> Provided records
Start

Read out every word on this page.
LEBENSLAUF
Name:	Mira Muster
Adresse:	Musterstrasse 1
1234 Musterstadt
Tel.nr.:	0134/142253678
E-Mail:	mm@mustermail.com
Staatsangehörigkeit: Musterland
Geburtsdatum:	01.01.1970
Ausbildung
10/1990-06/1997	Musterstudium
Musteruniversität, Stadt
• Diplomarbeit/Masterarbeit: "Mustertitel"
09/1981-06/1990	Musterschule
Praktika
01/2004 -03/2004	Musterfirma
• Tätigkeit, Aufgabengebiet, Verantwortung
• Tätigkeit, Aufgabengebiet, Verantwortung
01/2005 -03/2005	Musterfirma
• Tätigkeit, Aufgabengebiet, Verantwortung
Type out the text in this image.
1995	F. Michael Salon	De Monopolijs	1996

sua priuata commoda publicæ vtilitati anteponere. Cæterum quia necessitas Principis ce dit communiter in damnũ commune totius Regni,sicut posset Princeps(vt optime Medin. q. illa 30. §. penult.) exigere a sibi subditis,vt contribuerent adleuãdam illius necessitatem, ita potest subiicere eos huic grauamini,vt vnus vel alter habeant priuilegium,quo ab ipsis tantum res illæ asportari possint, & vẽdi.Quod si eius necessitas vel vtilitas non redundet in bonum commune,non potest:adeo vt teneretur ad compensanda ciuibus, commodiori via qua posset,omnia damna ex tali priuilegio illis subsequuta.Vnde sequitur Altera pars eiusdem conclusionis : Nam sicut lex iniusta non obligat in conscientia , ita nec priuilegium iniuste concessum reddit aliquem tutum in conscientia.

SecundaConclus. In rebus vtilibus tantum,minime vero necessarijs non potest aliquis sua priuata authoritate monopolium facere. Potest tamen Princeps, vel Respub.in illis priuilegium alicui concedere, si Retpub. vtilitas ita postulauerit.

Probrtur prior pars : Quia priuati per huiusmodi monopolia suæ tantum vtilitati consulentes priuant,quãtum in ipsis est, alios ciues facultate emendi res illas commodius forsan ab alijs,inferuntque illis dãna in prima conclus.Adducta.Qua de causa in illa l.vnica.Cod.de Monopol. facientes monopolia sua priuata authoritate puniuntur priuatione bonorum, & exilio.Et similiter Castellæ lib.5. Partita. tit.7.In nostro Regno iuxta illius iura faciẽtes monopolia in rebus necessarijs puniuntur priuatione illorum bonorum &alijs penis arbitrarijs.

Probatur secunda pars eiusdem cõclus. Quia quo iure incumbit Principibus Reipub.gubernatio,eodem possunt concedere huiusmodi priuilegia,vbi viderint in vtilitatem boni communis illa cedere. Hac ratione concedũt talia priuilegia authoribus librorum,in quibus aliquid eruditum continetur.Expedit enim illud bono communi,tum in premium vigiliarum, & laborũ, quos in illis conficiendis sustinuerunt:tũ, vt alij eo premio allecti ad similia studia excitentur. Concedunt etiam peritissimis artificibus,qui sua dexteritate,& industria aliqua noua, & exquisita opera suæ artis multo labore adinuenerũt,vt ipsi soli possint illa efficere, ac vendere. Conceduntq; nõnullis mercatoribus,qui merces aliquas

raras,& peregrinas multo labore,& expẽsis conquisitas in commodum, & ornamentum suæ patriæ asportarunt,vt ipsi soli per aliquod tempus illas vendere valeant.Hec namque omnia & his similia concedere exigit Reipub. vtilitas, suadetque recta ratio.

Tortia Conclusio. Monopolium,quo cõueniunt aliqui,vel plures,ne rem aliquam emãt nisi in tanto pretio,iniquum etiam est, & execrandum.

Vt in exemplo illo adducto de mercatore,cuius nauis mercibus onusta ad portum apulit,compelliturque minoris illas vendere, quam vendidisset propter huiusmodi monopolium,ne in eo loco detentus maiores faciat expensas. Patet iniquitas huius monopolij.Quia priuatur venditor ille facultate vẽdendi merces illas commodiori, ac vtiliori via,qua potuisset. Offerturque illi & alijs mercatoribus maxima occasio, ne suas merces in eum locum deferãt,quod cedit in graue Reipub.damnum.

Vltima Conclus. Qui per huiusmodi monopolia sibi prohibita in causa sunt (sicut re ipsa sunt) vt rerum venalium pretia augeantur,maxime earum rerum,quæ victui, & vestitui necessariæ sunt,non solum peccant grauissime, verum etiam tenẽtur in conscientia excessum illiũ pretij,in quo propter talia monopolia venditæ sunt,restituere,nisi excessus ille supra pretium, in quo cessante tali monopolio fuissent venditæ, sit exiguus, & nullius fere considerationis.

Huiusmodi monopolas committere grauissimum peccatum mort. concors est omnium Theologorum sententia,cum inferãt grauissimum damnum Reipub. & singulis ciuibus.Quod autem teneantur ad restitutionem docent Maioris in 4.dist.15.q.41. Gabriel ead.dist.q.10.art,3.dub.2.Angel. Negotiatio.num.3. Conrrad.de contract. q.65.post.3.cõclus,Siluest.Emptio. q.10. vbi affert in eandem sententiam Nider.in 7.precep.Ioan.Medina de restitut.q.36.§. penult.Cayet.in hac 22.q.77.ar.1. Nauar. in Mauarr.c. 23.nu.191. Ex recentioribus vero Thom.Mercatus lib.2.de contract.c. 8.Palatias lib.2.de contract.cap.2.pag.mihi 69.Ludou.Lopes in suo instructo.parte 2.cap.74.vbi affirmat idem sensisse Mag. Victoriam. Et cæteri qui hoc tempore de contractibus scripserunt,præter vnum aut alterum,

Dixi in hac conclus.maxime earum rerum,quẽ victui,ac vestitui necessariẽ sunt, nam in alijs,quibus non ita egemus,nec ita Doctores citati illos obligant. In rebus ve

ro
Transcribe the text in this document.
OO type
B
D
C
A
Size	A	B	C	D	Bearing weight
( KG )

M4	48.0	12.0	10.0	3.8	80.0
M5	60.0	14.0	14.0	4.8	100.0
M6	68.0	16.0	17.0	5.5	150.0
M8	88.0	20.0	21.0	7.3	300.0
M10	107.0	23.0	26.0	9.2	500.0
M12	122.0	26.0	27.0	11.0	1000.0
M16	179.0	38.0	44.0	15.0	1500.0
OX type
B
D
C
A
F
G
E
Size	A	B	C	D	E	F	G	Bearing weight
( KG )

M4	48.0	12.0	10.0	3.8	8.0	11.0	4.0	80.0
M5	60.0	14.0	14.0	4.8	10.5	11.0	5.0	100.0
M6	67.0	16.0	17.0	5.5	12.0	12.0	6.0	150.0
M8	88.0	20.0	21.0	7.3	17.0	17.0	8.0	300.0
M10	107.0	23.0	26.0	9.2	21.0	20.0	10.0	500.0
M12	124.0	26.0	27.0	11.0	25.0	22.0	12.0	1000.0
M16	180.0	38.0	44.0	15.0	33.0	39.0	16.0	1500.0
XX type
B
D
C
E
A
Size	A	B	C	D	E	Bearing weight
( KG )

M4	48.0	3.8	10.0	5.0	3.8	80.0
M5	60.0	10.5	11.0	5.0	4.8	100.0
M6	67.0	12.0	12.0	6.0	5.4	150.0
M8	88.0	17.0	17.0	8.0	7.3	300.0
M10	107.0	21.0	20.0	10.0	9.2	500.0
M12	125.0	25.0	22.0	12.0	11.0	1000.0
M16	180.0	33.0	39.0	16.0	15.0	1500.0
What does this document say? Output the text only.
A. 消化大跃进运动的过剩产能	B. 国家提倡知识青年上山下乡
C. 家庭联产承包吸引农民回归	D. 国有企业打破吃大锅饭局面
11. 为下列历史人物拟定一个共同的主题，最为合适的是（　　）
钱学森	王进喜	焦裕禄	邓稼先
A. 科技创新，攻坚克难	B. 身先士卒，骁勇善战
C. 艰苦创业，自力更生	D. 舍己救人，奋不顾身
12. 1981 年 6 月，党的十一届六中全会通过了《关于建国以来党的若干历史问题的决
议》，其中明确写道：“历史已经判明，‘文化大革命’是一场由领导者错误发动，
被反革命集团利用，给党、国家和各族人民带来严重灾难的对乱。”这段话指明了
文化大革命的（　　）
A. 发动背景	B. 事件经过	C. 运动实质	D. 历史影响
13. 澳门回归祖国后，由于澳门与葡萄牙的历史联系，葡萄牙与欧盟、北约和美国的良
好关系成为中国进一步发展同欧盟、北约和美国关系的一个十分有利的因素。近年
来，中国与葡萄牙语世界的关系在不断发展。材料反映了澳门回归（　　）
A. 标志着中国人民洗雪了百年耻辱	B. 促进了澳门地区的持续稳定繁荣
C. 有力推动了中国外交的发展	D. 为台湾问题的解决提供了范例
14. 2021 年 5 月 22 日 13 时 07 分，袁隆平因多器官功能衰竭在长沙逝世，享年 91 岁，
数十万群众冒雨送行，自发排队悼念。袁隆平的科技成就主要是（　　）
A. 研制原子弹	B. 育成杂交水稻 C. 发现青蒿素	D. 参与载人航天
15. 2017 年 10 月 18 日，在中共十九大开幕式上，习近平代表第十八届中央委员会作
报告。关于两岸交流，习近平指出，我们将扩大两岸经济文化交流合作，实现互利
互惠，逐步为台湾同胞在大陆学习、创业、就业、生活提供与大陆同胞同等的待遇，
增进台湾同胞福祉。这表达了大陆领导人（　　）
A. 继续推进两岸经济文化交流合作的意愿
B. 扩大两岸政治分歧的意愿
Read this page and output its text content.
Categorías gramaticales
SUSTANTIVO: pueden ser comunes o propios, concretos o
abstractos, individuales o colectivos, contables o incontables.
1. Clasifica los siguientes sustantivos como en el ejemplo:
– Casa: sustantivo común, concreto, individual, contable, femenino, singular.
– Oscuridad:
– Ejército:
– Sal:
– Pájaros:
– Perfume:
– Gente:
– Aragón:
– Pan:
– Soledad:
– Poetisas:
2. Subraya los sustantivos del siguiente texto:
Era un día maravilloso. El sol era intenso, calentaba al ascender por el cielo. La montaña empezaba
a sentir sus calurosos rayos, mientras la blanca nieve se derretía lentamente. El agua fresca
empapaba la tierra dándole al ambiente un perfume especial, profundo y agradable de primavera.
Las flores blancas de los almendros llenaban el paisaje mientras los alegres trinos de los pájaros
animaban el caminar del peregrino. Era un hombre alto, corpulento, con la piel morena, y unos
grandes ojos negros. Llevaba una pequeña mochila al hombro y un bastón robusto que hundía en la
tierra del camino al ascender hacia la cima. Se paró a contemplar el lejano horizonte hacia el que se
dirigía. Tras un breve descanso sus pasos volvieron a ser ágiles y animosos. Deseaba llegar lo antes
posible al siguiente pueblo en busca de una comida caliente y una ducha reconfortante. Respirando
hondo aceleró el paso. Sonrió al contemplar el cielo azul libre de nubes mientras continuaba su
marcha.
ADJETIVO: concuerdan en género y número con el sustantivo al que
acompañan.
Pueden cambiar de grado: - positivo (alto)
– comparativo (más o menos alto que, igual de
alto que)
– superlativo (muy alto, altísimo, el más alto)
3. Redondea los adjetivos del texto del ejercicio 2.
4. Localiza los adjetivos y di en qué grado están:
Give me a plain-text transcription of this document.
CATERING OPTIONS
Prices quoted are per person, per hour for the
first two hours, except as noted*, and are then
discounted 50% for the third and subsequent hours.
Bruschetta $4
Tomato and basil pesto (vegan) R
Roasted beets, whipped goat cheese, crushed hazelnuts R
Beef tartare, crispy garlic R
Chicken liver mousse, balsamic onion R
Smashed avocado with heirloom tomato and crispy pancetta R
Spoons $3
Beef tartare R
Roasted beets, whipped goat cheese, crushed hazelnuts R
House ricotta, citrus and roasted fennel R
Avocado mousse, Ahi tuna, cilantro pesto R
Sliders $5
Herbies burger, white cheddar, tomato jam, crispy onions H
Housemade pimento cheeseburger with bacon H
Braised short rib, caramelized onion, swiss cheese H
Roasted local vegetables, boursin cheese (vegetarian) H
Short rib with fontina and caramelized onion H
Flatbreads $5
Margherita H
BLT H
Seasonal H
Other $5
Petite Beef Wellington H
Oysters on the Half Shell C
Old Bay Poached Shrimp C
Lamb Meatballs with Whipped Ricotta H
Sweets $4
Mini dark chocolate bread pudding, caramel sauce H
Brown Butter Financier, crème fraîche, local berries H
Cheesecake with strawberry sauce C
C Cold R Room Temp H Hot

End

> Task requirements
Where a line of the records above holds the word "mousse", copy that line.

> Output of the task
Chicken liver mousse, balsamic onion R
Avocado mousse, Ahi tuna, cilantro pesto R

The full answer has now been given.